_WHAT THE TASK REQUIRES_:
Each line of the material below should be reproduced exactly.

_DATA EXCERPTS_:

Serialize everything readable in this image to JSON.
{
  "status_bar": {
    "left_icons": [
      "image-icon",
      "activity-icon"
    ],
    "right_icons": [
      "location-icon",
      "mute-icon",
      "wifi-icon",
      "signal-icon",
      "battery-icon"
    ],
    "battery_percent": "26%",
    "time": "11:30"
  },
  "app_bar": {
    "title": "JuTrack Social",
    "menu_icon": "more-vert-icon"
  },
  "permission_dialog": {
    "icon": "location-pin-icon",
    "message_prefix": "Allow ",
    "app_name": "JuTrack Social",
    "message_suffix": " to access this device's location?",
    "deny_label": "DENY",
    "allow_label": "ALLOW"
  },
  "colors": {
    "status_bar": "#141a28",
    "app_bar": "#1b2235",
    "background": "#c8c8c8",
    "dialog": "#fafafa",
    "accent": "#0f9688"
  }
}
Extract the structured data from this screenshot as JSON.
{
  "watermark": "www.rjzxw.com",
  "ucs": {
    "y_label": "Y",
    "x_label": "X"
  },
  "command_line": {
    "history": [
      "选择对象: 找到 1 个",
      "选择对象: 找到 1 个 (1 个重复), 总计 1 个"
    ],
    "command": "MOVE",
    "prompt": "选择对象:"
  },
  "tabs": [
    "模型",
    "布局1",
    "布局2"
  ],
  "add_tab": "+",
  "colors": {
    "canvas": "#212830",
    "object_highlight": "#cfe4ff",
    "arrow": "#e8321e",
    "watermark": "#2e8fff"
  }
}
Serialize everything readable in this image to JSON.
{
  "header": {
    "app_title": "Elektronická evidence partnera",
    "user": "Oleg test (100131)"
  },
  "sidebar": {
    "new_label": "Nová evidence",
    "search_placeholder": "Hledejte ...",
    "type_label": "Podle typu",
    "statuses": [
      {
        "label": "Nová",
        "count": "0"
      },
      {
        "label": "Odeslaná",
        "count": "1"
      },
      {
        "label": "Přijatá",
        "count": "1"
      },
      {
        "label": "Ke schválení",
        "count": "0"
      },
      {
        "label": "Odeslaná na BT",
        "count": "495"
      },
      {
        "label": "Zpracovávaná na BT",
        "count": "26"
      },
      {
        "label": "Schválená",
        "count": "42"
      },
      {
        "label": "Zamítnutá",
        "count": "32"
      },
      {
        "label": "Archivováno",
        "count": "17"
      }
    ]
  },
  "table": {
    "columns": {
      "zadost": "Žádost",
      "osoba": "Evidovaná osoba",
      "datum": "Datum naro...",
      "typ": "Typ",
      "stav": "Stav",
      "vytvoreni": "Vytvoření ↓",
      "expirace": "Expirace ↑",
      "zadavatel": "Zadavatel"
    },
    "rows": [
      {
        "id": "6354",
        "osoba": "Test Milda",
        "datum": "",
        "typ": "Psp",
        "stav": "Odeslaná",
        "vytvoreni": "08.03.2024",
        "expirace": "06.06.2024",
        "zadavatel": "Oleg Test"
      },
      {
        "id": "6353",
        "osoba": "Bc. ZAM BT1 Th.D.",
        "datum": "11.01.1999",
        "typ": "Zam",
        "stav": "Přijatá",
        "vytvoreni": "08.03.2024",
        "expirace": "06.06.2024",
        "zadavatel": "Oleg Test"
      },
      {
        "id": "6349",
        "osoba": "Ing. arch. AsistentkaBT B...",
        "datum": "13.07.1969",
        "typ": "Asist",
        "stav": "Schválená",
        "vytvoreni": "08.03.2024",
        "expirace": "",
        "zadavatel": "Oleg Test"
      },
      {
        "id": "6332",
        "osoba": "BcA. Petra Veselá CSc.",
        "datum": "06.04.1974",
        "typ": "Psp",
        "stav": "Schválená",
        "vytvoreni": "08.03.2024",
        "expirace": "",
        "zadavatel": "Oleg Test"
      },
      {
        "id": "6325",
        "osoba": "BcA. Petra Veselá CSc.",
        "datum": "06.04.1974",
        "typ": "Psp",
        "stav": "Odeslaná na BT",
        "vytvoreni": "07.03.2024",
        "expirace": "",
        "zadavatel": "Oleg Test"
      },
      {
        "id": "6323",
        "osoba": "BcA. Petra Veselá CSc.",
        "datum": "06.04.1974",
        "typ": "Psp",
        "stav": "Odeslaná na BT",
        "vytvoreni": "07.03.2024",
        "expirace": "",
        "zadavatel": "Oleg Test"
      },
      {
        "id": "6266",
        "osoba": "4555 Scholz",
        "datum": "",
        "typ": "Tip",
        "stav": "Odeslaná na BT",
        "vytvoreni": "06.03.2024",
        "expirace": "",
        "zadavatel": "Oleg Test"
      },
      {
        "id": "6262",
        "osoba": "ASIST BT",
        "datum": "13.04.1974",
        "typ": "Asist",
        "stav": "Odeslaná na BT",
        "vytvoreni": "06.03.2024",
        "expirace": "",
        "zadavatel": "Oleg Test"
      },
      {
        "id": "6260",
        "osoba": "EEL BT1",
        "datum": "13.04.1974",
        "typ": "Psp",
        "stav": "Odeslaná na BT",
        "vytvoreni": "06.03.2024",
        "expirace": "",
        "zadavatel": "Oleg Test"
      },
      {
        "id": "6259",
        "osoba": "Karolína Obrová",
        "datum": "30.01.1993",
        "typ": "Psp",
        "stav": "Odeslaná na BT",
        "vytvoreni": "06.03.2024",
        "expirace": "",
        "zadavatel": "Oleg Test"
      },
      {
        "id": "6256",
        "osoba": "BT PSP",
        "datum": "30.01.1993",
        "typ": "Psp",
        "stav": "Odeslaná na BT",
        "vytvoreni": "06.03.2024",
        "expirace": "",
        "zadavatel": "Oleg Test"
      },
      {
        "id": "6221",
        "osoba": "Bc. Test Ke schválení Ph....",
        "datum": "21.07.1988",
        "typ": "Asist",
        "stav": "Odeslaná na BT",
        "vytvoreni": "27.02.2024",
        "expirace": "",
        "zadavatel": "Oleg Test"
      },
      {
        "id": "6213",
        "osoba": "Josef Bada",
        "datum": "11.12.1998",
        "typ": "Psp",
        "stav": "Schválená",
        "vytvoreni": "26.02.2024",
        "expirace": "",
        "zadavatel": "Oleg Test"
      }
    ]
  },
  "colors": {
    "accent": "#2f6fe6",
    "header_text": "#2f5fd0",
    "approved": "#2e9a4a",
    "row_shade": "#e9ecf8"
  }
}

_EXERCISE SOLUTION_:
Serialize everything readable in this image to JSON.
{
  "status_bar": {
    "left_icons": [
      "image-icon",
      "activity-icon"
    ],
    "right_icons": [
      "location-icon",
      "mute-icon",
      "wifi-icon",
      "signal-icon",
      "battery-icon"
    ],
    "battery_percent": "26%",
    "time": "11:30"
  },
  "app_bar": {
    "title": "JuTrack Social",
    "menu_icon": "more-vert-icon"
  },
  "permission_dialog": {
    "icon": "location-pin-icon",
    "message_prefix": "Allow ",
    "app_name": "JuTrack Social",
    "message_suffix": " to access this device's location?",
    "deny_label": "DENY",
    "allow_label": "ALLOW"
  },
  "colors": {
    "status_bar": "#141a28",
    "app_bar": "#1b2235",
    "background": "#c8c8c8",
    "dialog": "#fafafa",
    "accent": "#0f9688"
  }
}
Extract the structured data from this screenshot as JSON.
{
  "watermark": "www.rjzxw.com",
  "ucs": {
    "y_label": "Y",
    "x_label": "X"
  },
  "command_line": {
    "history": [
      "选择对象: 找到 1 个",
      "选择对象: 找到 1 个 (1 个重复), 总计 1 个"
    ],
    "command": "MOVE",
    "prompt": "选择对象:"
  },
  "tabs": [
    "模型",
    "布局1",
    "布局2"
  ],
  "add_tab": "+",
  "colors": {
    "canvas": "#212830",
    "object_highlight": "#cfe4ff",
    "arrow": "#e8321e",
    "watermark": "#2e8fff"
  }
}
Serialize everything readable in this image to JSON.
{
  "header": {
    "app_title": "Elektronická evidence partnera",
    "user": "Oleg test (100131)"
  },
  "sidebar": {
    "new_label": "Nová evidence",
    "search_placeholder": "Hledejte ...",
    "type_label": "Podle typu",
    "statuses": [
      {
        "label": "Nová",
        "count": "0"
      },
      {
        "label": "Odeslaná",
        "count": "1"
      },
      {
        "label": "Přijatá",
        "count": "1"
      },
      {
        "label": "Ke schválení",
        "count": "0"
      },
      {
        "label": "Odeslaná na BT",
        "count": "495"
      },
      {
        "label": "Zpracovávaná na BT",
        "count": "26"
      },
      {
        "label": "Schválená",
        "count": "42"
      },
      {
        "label": "Zamítnutá",
        "count": "32"
      },
      {
        "label": "Archivováno",
        "count": "17"
      }
    ]
  },
  "table": {
    "columns": {
      "zadost": "Žádost",
      "osoba": "Evidovaná osoba",
      "datum": "Datum naro...",
      "typ": "Typ",
      "stav": "Stav",
      "vytvoreni": "Vytvoření ↓",
      "expirace": "Expirace ↑",
      "zadavatel": "Zadavatel"
    },
    "rows": [
      {
        "id": "6354",
        "osoba": "Test Milda",
        "datum": "",
        "typ": "Psp",
        "stav": "Odeslaná",
        "vytvoreni": "08.03.2024",
        "expirace": "06.06.2024",
        "zadavatel": "Oleg Test"
      },
      {
        "id": "6353",
        "osoba": "Bc. ZAM BT1 Th.D.",
        "datum": "11.01.1999",
        "typ": "Zam",
        "stav": "Přijatá",
        "vytvoreni": "08.03.2024",
        "expirace": "06.06.2024",
        "zadavatel": "Oleg Test"
      },
      {
        "id": "6349",
        "osoba": "Ing. arch. AsistentkaBT B...",
        "datum": "13.07.1969",
        "typ": "Asist",
        "stav": "Schválená",
        "vytvoreni": "08.03.2024",
        "expirace": "",
        "zadavatel": "Oleg Test"
      },
      {
        "id": "6332",
        "osoba": "BcA. Petra Veselá CSc.",
        "datum": "06.04.1974",
        "typ": "Psp",
        "stav": "Schválená",
        "vytvoreni": "08.03.2024",
        "expirace": "",
        "zadavatel": "Oleg Test"
      },
      {
        "id": "6325",
        "osoba": "BcA. Petra Veselá CSc.",
        "datum": "06.04.1974",
        "typ": "Psp",
        "stav": "Odeslaná na BT",
        "vytvoreni": "07.03.2024",
        "expirace": "",
        "zadavatel": "Oleg Test"
      },
      {
        "id": "6323",
        "osoba": "BcA. Petra Veselá CSc.",
        "datum": "06.04.1974",
        "typ": "Psp",
        "stav": "Odeslaná na BT",
        "vytvoreni": "07.03.2024",
        "expirace": "",
        "zadavatel": "Oleg Test"
      },
      {
        "id": "6266",
        "osoba": "4555 Scholz",
        "datum": "",
        "typ": "Tip",
        "stav": "Odeslaná na BT",
        "vytvoreni": "06.03.2024",
        "expirace": "",
        "zadavatel": "Oleg Test"
      },
      {
        "id": "6262",
        "osoba": "ASIST BT",
        "datum": "13.04.1974",
        "typ": "Asist",
        "stav": "Odeslaná na BT",
        "vytvoreni": "06.03.2024",
        "expirace": "",
        "zadavatel": "Oleg Test"
      },
      {
        "id": "6260",
        "osoba": "EEL BT1",
        "datum": "13.04.1974",
        "typ": "Psp",
        "stav": "Odeslaná na BT",
        "vytvoreni": "06.03.2024",
        "expirace": "",
        "zadavatel": "Oleg Test"
      },
      {
        "id": "6259",
        "osoba": "Karolína Obrová",
        "datum": "30.01.1993",
        "typ": "Psp",
        "stav": "Odeslaná na BT",
        "vytvoreni": "06.03.2024",
        "expirace": "",
        "zadavatel": "Oleg Test"
      },
      {
        "id": "6256",
        "osoba": "BT PSP",
        "datum": "30.01.1993",
        "typ": "Psp",
        "stav": "Odeslaná na BT",
        "vytvoreni": "06.03.2024",
        "expirace": "",
        "zadavatel": "Oleg Test"
      },
      {
        "id": "6221",
        "osoba": "Bc. Test Ke schválení Ph....",
        "datum": "21.07.1988",
        "typ": "Asist",
        "stav": "Odeslaná na BT",
        "vytvoreni": "27.02.2024",
        "expirace": "",
        "zadavatel": "Oleg Test"
      },
      {
        "id": "6213",
        "osoba": "Josef Bada",
        "datum": "11.12.1998",
        "typ": "Psp",
        "stav": "Schválená",
        "vytvoreni": "26.02.2024",
        "expirace": "",
        "zadavatel": "Oleg Test"
      }
    ]
  },
  "colors": {
    "accent": "#2f6fe6",
    "header_text": "#2f5fd0",
    "approved": "#2e9a4a",
    "row_shade": "#e9ecf8"
  }
}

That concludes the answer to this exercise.